#### Material supplied
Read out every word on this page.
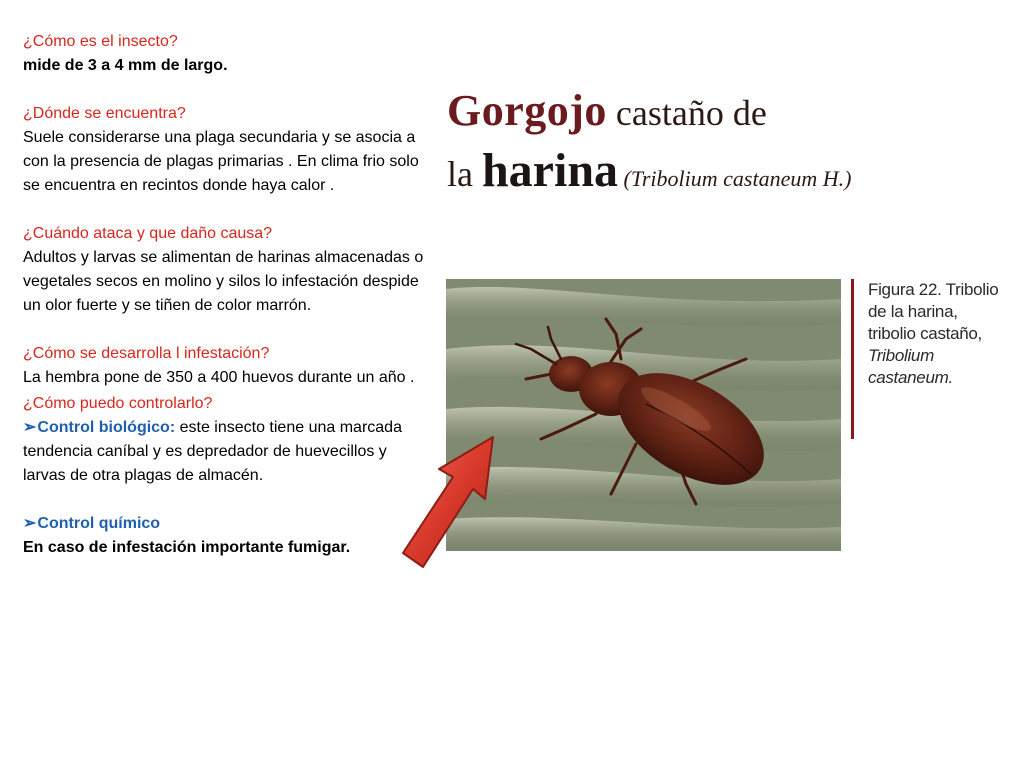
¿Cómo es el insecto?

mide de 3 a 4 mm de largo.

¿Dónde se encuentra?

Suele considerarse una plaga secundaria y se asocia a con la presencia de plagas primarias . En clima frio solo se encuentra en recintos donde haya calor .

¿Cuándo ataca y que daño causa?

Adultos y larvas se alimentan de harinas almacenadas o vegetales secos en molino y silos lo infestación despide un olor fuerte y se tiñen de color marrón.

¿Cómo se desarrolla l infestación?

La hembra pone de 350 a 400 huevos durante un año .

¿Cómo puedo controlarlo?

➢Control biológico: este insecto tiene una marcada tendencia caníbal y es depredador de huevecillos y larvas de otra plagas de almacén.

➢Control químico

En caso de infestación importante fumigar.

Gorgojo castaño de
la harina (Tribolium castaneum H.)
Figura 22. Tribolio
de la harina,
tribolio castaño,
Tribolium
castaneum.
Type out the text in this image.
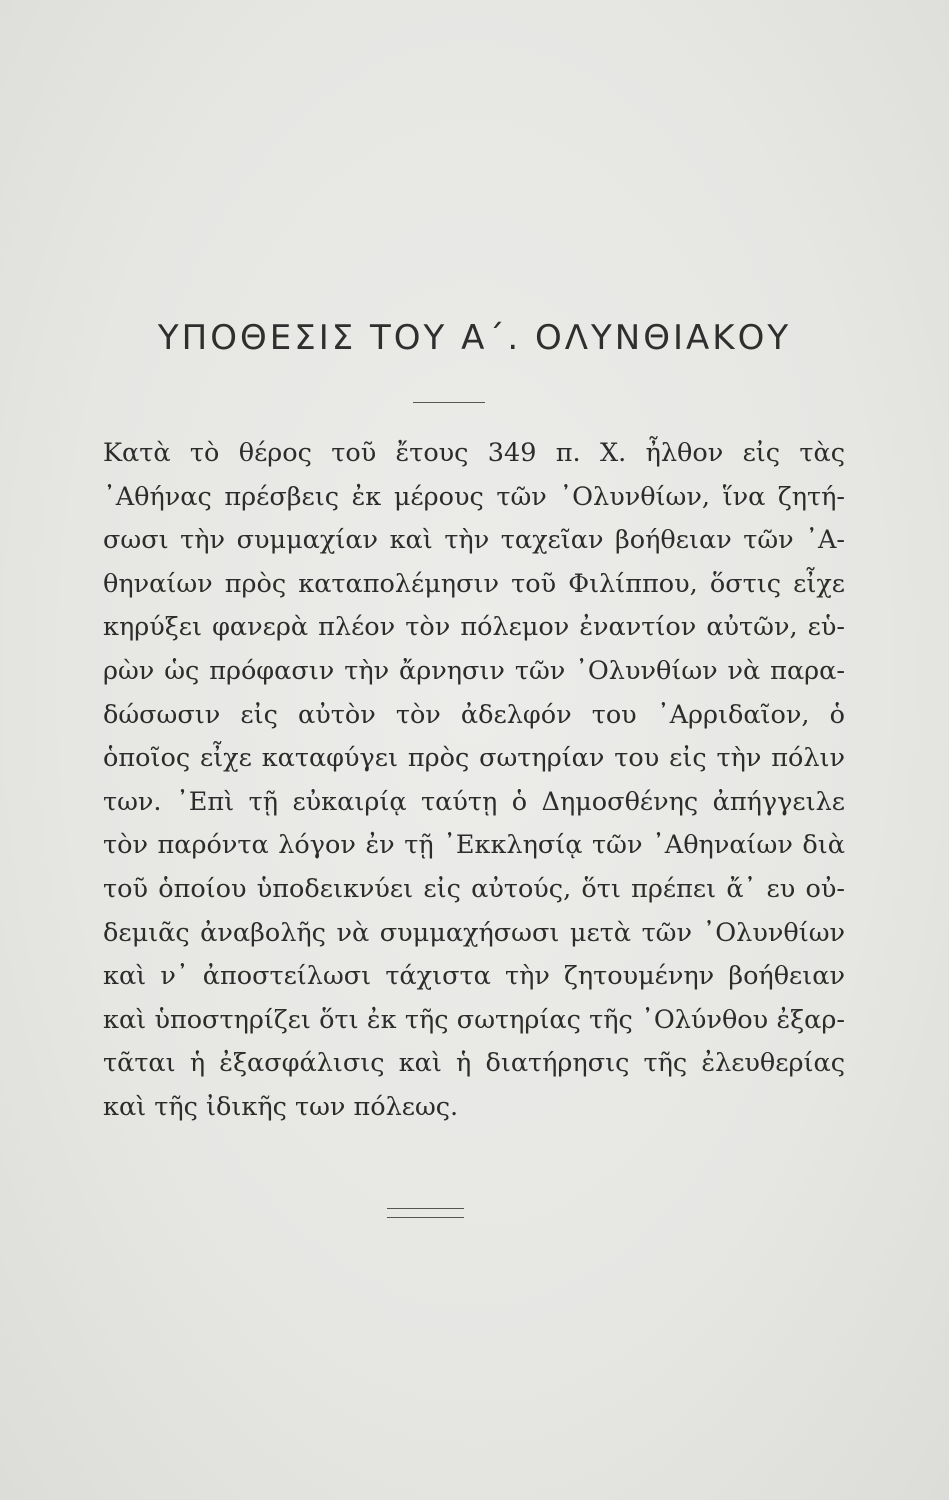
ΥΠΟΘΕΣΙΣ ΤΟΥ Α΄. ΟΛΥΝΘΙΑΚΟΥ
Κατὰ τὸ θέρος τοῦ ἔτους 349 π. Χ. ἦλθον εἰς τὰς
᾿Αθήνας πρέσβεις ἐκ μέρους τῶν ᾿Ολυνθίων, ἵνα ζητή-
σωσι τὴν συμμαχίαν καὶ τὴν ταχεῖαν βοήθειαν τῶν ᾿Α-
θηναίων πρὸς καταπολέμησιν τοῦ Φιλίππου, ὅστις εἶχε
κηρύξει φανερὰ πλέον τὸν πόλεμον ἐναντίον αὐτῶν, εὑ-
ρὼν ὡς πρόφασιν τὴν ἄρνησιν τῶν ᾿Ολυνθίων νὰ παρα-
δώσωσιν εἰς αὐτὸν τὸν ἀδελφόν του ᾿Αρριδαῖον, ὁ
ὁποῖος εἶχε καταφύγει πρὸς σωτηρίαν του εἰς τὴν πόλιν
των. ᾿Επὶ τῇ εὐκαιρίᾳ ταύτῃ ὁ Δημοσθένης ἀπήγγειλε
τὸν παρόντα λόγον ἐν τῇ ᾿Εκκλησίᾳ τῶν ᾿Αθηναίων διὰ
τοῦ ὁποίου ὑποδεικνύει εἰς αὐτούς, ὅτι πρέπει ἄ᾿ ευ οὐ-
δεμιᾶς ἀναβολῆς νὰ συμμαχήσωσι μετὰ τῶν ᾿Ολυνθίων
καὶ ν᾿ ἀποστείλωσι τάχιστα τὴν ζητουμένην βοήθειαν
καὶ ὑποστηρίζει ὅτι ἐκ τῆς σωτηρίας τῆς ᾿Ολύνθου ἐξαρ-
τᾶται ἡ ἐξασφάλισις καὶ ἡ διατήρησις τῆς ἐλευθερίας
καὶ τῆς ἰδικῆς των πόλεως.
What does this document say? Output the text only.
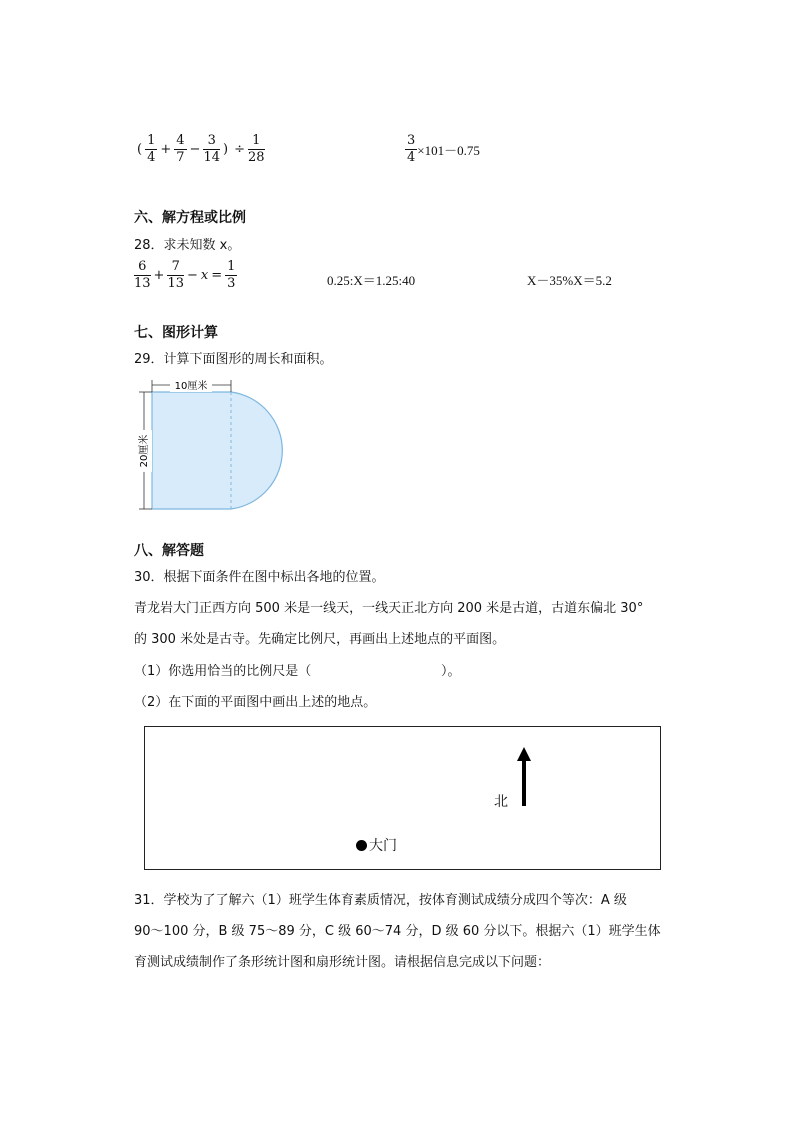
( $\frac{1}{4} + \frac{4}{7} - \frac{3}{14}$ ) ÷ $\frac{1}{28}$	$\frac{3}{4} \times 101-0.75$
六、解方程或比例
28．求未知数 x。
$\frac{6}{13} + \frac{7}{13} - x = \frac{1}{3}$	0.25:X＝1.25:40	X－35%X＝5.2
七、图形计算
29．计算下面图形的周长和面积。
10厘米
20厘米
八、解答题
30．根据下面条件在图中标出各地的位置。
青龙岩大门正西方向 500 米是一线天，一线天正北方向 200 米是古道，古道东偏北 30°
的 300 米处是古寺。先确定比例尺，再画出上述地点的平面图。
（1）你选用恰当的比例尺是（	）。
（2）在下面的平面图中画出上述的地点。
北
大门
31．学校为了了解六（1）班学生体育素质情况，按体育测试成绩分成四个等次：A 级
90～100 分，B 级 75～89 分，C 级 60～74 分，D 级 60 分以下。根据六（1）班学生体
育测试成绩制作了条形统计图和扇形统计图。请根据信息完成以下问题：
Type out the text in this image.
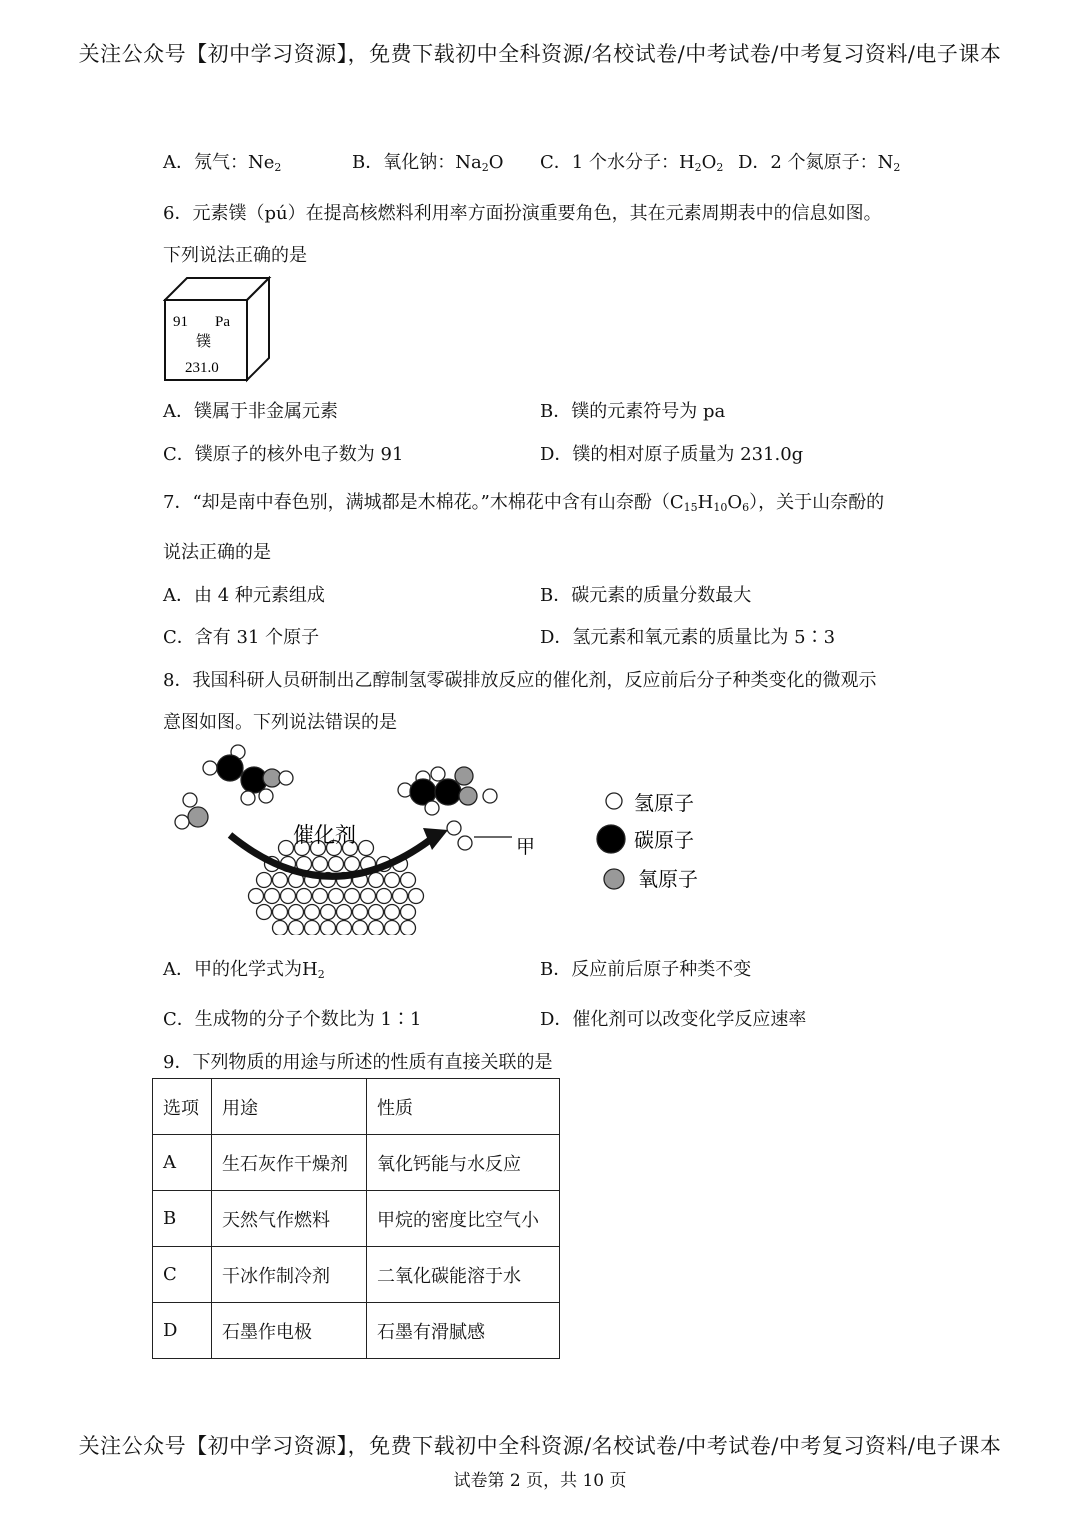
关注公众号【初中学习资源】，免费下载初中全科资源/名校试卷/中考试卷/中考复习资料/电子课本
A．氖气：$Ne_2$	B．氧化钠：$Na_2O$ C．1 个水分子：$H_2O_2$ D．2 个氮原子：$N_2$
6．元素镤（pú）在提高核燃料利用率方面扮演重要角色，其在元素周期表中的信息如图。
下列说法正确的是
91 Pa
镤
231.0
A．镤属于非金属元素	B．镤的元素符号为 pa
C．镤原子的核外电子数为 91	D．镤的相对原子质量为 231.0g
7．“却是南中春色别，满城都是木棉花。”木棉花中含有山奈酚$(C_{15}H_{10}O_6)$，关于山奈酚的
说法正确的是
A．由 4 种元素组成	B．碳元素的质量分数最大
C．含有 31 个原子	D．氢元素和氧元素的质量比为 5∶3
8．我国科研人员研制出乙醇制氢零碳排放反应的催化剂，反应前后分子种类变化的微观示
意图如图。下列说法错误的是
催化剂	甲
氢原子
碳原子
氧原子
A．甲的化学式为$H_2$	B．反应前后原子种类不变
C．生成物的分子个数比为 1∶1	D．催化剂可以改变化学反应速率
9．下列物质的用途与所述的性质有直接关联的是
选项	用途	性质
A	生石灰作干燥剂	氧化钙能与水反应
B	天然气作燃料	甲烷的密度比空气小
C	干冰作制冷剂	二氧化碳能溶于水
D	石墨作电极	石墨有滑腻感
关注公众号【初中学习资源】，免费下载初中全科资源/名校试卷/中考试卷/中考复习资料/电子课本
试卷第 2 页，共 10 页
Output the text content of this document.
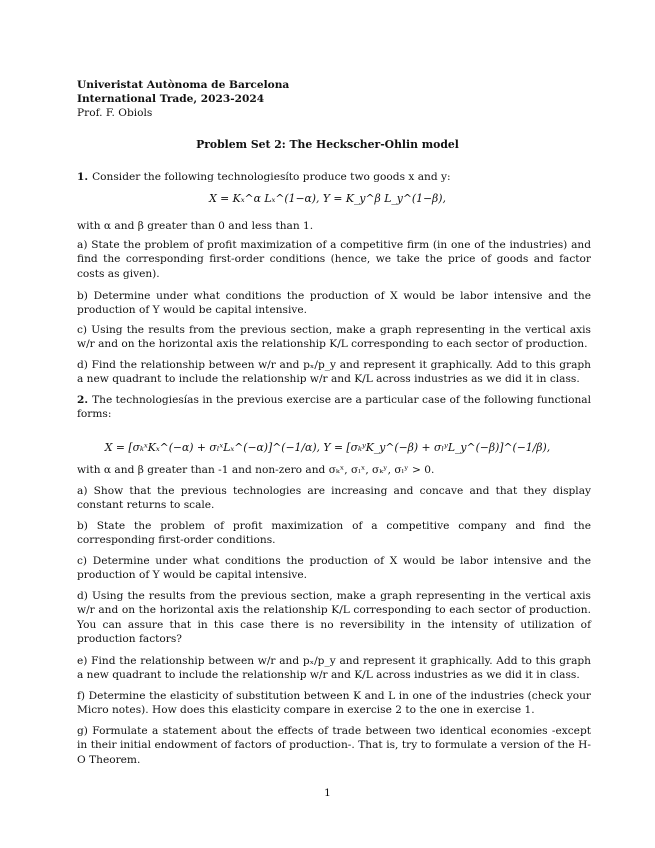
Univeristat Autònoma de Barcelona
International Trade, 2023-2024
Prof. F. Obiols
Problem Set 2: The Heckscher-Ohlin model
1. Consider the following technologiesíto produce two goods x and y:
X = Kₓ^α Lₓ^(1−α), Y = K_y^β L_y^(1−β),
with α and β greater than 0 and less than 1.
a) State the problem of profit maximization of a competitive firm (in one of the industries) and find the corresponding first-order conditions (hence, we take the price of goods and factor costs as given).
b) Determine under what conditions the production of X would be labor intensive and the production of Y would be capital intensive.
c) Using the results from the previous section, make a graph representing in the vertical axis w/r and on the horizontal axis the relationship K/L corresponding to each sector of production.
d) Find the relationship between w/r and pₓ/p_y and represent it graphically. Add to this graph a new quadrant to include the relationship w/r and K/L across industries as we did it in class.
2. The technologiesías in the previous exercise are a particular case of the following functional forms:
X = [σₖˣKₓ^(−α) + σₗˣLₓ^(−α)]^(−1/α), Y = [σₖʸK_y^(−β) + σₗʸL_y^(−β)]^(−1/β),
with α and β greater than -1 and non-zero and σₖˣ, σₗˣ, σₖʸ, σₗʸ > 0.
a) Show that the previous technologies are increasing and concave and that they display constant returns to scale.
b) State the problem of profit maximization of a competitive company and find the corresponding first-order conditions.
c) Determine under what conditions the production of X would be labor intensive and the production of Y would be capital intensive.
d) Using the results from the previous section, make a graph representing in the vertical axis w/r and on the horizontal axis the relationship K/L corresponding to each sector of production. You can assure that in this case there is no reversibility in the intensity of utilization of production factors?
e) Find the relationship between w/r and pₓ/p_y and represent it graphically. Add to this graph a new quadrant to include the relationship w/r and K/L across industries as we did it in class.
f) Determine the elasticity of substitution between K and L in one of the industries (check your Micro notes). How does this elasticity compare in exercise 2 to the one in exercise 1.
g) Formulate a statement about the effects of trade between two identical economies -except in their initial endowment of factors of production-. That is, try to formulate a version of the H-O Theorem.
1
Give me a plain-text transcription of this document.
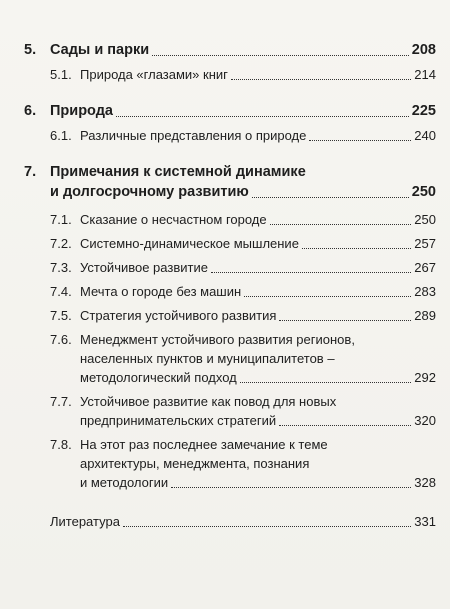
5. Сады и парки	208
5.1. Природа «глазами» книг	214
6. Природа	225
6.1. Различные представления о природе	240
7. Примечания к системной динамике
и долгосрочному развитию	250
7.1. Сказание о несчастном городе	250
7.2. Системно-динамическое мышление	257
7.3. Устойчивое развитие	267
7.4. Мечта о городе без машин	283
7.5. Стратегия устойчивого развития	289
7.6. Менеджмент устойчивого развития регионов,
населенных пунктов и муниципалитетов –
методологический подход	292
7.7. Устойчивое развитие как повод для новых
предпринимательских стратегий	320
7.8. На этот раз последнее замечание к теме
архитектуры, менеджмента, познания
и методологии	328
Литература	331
########
## Given request
Print once more, exactly, the lines from the one with "Give me a plain-text" through the last line of the data, both ends included, without any pictures.

## Completed task
Give me a plain-text transcription of this document.
5. Сады и парки	208
5.1. Природа «глазами» книг	214
6. Природа	225
6.1. Различные представления о природе	240
7. Примечания к системной динамике
и долгосрочному развитию	250
7.1. Сказание о несчастном городе	250
7.2. Системно-динамическое мышление	257
7.3. Устойчивое развитие	267
7.4. Мечта о городе без машин	283
7.5. Стратегия устойчивого развития	289
7.6. Менеджмент устойчивого развития регионов,
населенных пунктов и муниципалитетов –
методологический подход	292
7.7. Устойчивое развитие как повод для новых
предпринимательских стратегий	320
7.8. На этот раз последнее замечание к теме
архитектуры, менеджмента, познания
и методологии	328
Литература	331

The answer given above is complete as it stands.